- _Records shown_
┌──
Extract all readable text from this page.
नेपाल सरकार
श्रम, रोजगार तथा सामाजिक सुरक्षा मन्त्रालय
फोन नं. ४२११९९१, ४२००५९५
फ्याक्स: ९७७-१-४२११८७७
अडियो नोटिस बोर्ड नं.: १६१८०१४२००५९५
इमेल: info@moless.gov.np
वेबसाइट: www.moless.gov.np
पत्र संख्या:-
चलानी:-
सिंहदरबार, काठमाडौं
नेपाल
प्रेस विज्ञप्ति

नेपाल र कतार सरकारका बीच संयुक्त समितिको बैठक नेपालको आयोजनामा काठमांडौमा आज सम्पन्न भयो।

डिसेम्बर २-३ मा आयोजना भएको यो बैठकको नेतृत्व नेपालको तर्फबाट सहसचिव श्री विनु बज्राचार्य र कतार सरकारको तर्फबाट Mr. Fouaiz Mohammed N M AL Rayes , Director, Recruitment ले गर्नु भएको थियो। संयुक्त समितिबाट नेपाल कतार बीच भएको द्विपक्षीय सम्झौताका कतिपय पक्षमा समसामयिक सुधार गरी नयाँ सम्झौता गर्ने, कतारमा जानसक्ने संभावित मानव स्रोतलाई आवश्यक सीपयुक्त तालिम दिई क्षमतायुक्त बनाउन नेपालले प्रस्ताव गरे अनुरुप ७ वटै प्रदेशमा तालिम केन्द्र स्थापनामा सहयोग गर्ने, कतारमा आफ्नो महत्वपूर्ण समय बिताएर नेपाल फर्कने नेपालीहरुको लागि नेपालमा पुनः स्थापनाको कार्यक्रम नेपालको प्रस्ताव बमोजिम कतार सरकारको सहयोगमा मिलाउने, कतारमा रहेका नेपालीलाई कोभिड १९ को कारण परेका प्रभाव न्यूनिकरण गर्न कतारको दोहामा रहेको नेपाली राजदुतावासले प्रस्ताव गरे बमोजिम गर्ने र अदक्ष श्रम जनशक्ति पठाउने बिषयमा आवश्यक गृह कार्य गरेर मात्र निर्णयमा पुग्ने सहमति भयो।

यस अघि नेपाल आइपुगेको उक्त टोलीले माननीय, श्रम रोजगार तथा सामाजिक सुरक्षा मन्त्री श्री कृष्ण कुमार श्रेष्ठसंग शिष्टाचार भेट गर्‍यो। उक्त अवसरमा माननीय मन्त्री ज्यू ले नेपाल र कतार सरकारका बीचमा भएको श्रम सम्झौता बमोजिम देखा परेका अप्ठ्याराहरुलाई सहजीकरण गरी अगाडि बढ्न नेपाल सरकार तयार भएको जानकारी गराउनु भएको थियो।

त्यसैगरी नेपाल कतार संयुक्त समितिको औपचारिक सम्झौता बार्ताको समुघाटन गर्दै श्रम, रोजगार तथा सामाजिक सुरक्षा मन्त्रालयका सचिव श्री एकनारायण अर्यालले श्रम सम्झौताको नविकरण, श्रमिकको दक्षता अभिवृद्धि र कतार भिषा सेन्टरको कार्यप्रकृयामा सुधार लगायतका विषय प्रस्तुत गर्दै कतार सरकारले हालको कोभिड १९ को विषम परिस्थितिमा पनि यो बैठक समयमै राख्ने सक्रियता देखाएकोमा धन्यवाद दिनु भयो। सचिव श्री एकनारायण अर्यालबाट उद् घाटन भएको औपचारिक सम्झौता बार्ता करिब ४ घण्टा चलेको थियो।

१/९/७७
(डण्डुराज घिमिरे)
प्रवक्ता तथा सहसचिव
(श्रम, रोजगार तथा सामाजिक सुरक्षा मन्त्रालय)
└──
- _What you are asked to do_
Pull out every line above that holds the word "moless".

- _The completed task_
इमेल: info@moless.gov.np
वेबसाइट: www.moless.gov.np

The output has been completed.